*** Begin section ***
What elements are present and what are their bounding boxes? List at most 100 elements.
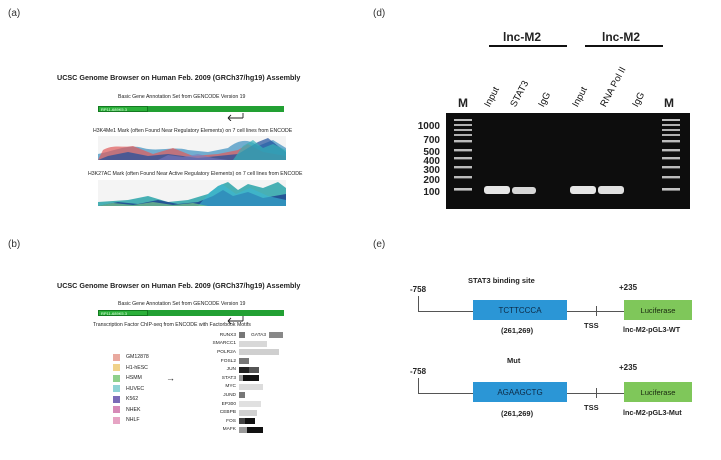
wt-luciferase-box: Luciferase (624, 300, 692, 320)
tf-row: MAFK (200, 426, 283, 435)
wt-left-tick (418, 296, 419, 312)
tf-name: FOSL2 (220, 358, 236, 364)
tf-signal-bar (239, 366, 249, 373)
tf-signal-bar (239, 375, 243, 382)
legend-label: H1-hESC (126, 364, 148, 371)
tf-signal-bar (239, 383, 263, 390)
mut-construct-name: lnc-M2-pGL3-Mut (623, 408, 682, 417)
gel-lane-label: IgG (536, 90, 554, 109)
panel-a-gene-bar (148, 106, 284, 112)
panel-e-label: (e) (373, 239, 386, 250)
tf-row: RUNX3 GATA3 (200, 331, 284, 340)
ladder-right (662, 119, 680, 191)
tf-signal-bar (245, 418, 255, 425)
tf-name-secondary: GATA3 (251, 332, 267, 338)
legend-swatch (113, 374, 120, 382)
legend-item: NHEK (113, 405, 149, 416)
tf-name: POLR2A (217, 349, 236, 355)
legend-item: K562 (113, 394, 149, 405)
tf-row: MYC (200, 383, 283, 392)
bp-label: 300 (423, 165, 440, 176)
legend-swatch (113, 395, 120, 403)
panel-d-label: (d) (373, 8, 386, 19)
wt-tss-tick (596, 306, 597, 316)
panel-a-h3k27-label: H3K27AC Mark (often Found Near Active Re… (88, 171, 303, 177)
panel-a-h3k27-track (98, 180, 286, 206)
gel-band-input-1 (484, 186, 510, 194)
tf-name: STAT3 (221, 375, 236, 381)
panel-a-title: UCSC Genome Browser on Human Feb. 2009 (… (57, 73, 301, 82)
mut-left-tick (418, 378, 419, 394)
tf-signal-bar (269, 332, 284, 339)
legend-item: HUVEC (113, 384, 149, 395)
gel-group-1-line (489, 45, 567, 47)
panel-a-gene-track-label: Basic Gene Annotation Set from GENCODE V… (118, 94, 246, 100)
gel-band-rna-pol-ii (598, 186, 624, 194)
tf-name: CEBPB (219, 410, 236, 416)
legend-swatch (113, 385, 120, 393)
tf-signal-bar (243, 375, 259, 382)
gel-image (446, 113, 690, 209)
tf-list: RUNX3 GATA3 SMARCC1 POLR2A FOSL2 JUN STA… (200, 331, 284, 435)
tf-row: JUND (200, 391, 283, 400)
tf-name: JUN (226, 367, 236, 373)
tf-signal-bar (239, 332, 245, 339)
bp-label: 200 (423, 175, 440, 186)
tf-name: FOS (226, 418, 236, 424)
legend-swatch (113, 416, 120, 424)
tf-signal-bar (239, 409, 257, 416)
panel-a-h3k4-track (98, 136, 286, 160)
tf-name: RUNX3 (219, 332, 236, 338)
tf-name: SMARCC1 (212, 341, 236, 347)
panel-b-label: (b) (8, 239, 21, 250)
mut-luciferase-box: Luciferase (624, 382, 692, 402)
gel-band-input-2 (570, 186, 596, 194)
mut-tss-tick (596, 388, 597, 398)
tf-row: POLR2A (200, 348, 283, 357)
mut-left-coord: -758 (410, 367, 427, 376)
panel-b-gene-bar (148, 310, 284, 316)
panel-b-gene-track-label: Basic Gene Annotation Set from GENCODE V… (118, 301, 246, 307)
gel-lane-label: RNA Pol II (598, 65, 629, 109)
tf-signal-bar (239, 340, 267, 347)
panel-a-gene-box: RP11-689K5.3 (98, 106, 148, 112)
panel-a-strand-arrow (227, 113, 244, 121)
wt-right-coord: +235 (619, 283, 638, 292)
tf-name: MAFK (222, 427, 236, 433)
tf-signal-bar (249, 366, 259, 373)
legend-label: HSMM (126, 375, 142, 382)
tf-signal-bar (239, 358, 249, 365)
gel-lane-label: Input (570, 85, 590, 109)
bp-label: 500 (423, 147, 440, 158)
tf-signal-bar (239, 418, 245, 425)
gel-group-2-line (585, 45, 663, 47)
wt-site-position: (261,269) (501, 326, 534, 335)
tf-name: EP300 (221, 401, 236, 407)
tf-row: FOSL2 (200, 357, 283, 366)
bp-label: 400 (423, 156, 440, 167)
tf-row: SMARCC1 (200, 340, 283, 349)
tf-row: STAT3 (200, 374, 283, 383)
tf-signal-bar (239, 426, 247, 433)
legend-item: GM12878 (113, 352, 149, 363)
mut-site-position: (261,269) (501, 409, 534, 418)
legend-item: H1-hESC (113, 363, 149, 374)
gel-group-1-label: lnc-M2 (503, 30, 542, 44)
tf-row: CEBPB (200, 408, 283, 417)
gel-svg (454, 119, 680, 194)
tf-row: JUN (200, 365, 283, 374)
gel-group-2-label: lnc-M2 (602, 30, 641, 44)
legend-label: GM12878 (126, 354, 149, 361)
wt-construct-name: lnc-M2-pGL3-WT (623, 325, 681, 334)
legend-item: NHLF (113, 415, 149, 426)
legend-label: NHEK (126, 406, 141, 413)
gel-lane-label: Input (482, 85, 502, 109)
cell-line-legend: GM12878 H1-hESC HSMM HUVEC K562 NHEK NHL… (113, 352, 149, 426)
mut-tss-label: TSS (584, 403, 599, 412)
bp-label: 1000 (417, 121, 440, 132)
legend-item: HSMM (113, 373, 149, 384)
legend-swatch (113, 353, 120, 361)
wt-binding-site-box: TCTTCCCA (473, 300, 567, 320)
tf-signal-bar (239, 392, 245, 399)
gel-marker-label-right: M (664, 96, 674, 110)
*** End section ***
__WORK INSTRUCTIONS__.
In the records, locate each line holding the string "Basic" and copy it.

__RESULT OF THE EXERCISE__.
panel-a-gene-track-label: Basic Gene Annotation Set from GENCODE V… (118, 94, 246, 100)
panel-b-gene-track-label: Basic Gene Annotation Set from GENCODE V… (118, 301, 246, 307)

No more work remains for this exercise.